[Items from a figure collection]
===============
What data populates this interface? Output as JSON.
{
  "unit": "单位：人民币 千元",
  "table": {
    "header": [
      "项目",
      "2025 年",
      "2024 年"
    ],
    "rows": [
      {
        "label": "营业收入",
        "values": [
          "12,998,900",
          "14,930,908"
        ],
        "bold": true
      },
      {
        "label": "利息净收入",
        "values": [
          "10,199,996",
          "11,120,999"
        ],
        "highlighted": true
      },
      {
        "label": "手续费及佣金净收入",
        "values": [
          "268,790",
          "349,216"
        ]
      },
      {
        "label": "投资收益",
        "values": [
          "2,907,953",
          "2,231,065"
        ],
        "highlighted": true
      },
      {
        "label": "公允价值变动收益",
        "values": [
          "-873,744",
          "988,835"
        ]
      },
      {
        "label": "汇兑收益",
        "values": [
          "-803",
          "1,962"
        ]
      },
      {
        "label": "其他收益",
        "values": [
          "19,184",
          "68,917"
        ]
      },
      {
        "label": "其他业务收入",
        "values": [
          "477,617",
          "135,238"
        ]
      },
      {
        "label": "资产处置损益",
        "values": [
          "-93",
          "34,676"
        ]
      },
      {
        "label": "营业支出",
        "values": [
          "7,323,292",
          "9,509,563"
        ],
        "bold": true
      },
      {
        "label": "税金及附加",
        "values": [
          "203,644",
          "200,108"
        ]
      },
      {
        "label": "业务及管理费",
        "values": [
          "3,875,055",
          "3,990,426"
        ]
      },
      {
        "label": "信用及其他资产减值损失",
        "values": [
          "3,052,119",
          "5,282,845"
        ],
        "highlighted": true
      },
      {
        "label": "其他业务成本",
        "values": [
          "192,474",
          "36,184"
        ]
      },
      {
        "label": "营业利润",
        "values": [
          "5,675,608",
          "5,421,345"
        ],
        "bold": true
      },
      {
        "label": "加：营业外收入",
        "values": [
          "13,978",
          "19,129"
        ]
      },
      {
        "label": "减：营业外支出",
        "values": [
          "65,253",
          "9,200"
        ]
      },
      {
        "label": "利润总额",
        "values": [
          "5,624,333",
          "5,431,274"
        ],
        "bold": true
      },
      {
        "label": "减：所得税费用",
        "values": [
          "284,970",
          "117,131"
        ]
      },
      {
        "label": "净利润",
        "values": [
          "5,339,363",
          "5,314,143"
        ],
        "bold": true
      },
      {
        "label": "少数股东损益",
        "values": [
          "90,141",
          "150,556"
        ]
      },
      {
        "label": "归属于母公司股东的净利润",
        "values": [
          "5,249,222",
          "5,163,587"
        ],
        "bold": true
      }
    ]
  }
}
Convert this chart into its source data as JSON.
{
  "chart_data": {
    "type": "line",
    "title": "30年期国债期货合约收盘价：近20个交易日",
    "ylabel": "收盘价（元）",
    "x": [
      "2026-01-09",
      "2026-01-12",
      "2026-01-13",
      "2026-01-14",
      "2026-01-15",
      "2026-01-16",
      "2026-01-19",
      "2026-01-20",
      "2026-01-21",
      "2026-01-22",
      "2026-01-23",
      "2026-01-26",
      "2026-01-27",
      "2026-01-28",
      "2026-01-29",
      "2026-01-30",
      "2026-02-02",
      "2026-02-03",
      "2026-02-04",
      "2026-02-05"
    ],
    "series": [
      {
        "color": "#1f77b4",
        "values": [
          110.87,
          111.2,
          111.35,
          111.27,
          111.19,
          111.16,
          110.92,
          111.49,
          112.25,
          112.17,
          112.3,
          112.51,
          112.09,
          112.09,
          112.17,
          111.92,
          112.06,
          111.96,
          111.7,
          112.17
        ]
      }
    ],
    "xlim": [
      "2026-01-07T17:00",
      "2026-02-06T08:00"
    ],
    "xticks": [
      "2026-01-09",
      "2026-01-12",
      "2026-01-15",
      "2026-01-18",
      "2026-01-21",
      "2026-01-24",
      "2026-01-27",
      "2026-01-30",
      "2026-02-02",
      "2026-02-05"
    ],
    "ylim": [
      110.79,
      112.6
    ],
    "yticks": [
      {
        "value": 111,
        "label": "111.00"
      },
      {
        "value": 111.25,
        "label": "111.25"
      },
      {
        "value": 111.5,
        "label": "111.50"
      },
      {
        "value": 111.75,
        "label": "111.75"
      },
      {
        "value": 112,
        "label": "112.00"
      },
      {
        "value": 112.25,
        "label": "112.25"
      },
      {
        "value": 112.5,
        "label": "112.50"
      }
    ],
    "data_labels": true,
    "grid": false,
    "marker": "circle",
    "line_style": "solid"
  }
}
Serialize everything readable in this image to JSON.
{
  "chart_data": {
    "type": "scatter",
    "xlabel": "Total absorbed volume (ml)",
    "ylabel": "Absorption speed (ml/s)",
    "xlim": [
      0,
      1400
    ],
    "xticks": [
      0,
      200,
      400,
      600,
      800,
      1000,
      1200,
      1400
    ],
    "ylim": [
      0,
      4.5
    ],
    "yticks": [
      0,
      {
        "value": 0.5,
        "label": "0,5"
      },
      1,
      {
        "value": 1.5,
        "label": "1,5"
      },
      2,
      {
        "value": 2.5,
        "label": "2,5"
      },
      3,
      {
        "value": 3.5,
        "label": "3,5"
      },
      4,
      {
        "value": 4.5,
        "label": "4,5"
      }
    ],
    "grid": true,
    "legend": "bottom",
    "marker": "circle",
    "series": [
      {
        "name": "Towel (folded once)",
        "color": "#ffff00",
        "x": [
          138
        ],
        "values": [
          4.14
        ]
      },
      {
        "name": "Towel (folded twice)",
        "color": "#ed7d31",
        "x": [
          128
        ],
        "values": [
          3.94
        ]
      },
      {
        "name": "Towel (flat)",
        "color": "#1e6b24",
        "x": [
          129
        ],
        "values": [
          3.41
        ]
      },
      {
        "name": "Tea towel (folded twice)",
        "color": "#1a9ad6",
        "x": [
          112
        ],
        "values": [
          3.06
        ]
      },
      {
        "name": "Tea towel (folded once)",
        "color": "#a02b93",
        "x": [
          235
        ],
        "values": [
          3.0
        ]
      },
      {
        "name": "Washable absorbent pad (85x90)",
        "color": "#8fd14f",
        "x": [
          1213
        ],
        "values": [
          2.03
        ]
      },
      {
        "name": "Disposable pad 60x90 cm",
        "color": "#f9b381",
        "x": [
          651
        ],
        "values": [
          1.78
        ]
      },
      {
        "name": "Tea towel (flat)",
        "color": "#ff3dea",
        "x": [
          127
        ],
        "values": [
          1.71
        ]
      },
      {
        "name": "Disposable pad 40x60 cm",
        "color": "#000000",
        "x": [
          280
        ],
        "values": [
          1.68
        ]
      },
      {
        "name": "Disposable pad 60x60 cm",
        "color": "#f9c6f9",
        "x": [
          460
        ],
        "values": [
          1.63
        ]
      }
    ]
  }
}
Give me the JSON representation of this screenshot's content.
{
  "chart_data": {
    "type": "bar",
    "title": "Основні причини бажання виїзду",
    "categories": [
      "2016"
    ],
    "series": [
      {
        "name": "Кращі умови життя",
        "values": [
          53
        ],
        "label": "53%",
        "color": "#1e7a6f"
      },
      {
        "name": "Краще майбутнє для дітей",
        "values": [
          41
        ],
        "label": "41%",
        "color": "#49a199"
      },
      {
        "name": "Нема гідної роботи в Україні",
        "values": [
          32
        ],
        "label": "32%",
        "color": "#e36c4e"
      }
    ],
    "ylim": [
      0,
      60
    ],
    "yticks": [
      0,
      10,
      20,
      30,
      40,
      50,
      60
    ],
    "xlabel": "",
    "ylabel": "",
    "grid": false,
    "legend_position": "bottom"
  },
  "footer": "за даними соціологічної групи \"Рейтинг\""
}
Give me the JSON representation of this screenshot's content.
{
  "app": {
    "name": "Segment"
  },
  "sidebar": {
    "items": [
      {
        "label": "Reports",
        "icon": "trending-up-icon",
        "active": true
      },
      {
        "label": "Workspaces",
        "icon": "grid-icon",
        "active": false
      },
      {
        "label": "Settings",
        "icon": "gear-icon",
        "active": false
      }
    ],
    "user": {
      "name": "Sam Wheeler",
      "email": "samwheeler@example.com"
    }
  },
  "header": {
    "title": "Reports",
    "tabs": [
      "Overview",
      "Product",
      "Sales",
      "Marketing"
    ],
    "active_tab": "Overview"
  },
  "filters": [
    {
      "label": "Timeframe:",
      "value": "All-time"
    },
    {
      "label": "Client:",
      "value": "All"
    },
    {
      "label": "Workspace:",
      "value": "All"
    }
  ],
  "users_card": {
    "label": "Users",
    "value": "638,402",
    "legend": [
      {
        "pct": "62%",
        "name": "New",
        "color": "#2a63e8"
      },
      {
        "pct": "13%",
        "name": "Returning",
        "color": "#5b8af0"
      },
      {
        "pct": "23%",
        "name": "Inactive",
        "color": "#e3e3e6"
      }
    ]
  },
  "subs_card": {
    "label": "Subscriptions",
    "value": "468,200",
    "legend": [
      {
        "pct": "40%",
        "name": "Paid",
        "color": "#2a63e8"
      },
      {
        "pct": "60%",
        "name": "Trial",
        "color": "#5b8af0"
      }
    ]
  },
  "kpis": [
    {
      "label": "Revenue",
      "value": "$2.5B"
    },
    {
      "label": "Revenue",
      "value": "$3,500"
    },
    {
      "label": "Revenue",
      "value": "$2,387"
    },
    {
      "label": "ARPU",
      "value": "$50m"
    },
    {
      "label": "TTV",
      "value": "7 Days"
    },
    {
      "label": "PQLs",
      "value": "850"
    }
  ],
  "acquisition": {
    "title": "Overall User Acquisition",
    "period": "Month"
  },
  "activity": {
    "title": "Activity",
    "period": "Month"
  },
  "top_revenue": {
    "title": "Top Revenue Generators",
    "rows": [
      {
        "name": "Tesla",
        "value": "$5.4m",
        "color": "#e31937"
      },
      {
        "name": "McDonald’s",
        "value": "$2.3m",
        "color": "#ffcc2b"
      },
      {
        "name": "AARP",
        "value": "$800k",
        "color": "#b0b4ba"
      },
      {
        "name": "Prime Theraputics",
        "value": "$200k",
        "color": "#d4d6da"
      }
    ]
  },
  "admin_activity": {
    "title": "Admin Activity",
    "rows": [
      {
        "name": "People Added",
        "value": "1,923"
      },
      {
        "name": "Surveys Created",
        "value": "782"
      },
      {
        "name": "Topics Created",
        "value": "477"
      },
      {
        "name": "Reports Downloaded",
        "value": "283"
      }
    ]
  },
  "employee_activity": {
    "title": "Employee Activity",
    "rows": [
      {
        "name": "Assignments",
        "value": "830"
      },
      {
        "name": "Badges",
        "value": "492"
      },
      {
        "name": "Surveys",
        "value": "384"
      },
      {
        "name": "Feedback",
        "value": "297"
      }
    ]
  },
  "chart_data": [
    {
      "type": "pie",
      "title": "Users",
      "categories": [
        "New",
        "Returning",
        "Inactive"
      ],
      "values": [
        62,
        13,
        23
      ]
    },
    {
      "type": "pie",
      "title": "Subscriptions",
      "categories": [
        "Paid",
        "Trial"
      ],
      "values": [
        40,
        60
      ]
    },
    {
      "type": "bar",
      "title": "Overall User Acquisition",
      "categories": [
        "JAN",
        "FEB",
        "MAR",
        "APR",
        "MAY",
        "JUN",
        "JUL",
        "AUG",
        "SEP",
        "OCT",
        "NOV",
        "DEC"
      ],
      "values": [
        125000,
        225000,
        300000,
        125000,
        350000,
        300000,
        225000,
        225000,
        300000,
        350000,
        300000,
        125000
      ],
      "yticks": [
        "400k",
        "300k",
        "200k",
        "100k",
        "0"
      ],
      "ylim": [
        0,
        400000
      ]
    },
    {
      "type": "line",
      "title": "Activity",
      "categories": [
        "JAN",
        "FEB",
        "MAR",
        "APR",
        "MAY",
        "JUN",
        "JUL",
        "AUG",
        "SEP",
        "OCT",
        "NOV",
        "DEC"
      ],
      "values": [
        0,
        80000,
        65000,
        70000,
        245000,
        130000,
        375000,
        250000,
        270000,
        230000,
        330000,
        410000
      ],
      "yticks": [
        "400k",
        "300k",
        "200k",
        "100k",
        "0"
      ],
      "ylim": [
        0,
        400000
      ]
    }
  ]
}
===============
> **Task brief**
For the records above, state how many lines include the string "ylabel", giving the number and nothing else.

> **Response to this task**
3